**AIM OF THE TASK**.
Here are some records; copy every line that holds the word "type".

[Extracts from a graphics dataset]

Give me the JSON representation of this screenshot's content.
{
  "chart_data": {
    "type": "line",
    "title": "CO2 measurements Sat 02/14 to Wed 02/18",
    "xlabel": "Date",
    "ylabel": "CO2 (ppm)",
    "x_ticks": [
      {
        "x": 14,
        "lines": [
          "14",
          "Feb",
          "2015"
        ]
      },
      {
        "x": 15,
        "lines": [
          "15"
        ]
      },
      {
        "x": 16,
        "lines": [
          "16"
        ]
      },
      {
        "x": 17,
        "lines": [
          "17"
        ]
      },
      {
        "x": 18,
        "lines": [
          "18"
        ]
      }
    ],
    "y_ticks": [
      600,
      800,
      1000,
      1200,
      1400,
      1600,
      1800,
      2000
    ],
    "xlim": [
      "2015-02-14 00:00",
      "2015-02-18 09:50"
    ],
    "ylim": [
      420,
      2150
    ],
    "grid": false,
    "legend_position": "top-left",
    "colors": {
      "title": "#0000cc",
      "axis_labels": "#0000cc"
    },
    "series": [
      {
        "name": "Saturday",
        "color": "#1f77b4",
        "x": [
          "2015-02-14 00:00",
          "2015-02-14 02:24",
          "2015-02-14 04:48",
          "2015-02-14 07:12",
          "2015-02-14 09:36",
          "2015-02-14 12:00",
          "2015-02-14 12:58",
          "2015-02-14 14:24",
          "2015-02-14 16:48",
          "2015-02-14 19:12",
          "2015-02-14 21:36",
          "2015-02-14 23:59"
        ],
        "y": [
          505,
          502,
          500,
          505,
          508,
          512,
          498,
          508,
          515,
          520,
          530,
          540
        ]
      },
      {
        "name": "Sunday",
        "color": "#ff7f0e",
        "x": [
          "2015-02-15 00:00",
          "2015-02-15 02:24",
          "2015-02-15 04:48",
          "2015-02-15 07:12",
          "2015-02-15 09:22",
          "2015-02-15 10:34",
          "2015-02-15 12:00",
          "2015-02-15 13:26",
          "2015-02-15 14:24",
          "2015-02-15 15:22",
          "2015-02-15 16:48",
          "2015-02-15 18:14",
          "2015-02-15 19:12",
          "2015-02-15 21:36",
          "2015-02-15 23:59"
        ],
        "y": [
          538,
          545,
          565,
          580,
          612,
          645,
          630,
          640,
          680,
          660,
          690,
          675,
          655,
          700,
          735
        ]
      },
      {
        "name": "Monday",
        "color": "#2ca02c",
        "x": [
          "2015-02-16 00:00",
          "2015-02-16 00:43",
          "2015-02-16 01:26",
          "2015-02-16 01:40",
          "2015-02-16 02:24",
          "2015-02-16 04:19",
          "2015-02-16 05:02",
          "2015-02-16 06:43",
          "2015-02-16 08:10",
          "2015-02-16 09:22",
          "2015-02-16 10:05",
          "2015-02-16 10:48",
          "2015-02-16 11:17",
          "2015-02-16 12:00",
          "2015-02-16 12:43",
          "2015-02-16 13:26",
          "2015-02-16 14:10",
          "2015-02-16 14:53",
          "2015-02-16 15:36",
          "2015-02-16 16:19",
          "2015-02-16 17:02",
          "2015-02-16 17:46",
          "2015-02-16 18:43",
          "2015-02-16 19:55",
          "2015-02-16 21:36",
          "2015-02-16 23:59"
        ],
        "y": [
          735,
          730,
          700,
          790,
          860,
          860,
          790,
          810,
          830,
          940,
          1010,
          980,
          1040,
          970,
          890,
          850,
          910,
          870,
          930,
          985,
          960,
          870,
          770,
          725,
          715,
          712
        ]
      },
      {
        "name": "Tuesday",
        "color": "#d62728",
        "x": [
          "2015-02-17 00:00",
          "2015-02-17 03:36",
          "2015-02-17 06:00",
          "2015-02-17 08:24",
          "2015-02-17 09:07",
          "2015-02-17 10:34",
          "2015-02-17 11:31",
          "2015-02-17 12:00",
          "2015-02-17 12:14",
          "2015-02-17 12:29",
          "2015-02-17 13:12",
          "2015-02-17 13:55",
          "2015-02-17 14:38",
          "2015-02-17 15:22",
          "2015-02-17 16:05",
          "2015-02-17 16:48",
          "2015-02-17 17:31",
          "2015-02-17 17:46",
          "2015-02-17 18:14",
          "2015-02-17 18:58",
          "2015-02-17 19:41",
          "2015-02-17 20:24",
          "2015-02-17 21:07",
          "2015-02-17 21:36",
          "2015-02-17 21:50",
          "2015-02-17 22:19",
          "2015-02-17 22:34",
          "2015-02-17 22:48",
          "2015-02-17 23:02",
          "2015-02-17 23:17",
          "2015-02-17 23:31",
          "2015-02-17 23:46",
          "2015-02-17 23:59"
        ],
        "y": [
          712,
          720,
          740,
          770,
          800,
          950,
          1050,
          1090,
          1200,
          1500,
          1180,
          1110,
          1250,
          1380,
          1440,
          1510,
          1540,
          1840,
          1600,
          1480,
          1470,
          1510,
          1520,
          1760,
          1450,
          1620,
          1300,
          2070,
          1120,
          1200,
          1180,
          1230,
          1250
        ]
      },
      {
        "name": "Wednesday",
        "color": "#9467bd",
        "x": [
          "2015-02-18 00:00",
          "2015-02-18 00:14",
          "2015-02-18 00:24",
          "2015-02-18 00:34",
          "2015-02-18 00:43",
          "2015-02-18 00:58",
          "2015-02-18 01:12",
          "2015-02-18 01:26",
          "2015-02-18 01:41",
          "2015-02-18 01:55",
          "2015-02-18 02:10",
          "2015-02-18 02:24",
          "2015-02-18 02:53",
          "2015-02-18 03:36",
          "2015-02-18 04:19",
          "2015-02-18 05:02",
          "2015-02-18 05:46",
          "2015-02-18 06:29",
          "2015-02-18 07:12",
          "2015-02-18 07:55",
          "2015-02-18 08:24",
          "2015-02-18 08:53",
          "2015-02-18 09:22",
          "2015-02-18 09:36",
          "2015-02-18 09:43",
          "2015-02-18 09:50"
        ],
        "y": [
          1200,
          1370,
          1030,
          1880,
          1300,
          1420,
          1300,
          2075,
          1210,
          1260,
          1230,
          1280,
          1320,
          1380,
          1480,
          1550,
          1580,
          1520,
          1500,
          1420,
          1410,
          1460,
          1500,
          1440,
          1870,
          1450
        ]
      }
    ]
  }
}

---

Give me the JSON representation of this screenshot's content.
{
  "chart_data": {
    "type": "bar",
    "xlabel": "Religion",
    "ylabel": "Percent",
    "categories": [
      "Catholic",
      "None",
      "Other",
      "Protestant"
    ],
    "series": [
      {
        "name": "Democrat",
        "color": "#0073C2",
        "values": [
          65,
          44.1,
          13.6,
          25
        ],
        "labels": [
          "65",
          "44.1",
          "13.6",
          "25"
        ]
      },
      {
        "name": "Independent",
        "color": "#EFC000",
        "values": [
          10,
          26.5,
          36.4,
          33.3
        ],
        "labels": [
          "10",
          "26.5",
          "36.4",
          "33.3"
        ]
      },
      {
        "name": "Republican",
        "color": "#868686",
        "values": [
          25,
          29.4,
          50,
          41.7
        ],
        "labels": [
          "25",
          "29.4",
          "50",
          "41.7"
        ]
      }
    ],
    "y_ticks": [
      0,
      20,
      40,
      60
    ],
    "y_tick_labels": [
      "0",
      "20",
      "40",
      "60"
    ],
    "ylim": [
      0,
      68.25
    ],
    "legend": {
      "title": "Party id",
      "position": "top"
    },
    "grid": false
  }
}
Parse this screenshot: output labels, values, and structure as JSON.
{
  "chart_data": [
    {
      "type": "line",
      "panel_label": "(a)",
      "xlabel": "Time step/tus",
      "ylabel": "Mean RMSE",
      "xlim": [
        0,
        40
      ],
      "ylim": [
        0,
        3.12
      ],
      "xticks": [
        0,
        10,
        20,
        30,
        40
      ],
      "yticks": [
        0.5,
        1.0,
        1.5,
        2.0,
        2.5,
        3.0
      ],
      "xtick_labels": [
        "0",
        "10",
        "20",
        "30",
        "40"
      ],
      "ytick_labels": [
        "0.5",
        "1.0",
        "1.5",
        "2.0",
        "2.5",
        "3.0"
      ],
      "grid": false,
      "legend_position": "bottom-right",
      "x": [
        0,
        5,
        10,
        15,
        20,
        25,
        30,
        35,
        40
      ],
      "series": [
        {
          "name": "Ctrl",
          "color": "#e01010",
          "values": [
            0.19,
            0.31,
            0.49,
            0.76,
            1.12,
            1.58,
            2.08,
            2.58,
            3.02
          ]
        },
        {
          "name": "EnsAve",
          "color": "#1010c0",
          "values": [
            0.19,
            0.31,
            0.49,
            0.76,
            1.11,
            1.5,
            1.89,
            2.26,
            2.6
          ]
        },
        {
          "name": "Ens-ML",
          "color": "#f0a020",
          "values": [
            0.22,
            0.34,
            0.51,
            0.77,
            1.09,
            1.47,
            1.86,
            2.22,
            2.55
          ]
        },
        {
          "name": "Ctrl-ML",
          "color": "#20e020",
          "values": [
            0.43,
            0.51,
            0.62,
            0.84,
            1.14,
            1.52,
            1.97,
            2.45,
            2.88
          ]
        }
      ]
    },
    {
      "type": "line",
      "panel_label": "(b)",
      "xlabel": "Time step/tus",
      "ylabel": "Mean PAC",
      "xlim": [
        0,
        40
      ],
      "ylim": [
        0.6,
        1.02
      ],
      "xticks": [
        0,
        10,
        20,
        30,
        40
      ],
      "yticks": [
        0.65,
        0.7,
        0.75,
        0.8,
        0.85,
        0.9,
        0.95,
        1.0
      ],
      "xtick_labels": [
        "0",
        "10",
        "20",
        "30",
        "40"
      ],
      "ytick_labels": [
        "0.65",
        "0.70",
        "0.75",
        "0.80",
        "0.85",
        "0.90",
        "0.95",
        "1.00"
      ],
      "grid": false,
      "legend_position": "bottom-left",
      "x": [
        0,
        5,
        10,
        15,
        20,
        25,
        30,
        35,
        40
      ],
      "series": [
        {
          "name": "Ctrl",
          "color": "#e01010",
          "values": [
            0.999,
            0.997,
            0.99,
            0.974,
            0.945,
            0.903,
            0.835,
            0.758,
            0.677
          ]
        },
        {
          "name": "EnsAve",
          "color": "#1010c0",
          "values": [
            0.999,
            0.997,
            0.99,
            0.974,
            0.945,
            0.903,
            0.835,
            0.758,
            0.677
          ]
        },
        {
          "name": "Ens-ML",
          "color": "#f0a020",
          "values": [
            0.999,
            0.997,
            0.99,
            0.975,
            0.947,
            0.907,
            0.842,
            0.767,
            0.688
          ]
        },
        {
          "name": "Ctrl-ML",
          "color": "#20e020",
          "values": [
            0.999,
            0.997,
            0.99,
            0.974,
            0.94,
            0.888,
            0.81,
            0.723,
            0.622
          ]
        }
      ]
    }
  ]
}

**FULL SOLUTION**.
    "type": "line",
    "type": "bar",
      "type": "line",
      "type": "line",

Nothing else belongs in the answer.